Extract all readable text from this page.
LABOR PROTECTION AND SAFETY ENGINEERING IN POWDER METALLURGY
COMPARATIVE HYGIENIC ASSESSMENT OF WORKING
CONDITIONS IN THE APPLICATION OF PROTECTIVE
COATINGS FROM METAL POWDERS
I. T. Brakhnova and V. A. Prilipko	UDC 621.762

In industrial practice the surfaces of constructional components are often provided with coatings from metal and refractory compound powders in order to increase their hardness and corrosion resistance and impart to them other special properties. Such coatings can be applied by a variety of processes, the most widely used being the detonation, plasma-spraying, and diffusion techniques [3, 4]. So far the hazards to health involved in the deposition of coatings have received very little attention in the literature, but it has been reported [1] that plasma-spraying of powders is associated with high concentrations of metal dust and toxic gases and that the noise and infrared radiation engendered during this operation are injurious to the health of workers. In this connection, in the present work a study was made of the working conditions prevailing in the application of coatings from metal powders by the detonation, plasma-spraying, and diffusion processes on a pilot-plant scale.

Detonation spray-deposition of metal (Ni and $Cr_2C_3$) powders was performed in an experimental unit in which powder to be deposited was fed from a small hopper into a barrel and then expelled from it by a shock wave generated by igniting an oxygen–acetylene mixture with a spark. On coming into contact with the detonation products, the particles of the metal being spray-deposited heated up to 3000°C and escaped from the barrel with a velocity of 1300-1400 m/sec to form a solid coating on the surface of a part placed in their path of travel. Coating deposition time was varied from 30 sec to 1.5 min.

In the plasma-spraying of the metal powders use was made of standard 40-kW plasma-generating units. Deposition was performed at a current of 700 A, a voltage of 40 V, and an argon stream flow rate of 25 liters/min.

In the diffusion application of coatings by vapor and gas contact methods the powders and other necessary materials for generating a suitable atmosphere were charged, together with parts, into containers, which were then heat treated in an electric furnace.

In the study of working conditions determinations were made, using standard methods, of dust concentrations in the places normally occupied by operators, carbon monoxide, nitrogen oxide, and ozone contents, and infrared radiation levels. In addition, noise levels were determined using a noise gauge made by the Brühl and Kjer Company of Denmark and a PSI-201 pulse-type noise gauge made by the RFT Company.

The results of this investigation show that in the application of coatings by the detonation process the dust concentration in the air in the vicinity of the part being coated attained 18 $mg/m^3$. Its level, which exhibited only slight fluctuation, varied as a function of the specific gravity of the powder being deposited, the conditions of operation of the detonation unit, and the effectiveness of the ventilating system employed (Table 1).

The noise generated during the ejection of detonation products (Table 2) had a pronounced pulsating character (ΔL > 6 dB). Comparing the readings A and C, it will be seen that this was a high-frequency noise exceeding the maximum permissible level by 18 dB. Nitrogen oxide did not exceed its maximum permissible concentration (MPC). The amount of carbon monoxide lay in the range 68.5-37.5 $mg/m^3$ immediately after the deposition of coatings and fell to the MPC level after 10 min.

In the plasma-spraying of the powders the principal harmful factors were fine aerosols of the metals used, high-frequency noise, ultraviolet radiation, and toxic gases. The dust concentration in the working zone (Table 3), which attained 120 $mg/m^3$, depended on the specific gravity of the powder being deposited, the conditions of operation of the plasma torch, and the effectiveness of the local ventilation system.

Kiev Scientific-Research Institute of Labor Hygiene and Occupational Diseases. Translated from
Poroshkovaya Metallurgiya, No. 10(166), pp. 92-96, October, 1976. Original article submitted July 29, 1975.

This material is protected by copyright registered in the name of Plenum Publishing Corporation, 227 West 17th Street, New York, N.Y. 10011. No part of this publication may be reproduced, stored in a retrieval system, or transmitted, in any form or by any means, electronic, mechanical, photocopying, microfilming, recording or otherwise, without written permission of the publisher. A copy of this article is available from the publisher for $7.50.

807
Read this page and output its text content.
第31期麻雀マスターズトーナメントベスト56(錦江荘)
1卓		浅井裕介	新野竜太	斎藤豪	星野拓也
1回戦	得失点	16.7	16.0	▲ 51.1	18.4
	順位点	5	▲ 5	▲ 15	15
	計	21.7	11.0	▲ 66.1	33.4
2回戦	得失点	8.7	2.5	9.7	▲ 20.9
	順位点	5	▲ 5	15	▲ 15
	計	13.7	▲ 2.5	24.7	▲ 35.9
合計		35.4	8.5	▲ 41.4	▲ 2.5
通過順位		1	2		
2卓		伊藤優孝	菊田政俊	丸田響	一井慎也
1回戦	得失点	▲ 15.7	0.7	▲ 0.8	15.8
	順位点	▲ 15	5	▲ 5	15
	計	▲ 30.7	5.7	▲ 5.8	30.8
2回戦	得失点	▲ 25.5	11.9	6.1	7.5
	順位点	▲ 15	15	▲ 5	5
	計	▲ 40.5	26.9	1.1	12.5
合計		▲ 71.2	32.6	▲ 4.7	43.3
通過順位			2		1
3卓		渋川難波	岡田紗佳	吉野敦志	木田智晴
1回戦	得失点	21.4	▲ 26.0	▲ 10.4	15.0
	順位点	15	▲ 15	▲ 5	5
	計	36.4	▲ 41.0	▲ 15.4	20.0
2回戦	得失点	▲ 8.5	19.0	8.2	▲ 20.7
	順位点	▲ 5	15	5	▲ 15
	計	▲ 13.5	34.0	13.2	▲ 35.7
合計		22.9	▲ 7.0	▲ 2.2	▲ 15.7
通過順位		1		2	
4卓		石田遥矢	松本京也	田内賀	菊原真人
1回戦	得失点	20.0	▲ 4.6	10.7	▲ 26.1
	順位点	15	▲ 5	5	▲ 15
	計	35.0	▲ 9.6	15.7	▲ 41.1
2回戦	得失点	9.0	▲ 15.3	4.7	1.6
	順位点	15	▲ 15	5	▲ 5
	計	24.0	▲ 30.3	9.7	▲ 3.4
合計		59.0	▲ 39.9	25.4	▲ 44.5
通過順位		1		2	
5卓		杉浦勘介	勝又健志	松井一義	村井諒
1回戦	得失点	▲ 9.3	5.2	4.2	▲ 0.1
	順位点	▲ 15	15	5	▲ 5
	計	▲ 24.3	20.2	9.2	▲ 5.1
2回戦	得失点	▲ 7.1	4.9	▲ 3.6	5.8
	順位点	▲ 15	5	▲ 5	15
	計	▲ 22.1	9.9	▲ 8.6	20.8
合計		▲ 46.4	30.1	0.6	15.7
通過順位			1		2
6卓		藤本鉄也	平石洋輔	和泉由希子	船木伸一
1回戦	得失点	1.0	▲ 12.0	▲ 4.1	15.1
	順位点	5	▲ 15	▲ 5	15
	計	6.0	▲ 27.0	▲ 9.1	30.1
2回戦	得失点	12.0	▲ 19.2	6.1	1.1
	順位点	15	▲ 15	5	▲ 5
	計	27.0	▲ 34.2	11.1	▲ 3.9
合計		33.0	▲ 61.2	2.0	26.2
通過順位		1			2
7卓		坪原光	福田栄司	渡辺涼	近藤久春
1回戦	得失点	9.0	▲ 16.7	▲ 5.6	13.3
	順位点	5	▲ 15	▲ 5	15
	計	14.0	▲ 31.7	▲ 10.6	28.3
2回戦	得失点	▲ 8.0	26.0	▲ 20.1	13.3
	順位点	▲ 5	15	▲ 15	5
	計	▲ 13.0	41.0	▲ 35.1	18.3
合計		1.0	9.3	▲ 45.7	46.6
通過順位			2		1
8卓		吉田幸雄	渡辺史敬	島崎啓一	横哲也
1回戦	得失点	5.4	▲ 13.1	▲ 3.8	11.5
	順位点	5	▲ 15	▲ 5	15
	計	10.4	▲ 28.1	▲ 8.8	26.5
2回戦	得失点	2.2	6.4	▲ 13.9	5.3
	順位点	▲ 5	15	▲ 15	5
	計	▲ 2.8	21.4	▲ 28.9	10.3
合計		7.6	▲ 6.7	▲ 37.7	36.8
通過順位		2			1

Objective: Show all lines in the entries above where the string "standard" appears.

Correct result:
In the plasma-spraying of the metal powders use was made of standard 40-kW plasma-generating units. Deposition was performed at a current of 700 A, a voltage of 40 V, and an argon stream flow rate of 25 liters/min.
In the study of working conditions determinations were made, using standard methods, of dust concentrations in the places normally occupied by operators, carbon monoxide, nitrogen oxide, and ozone contents, and infrared radiation levels. In addition, noise levels were determined using a noise gauge made by the Brühl and Kjer Company of Denmark and a PSI-201 pulse-type noise gauge made by the RFT Company.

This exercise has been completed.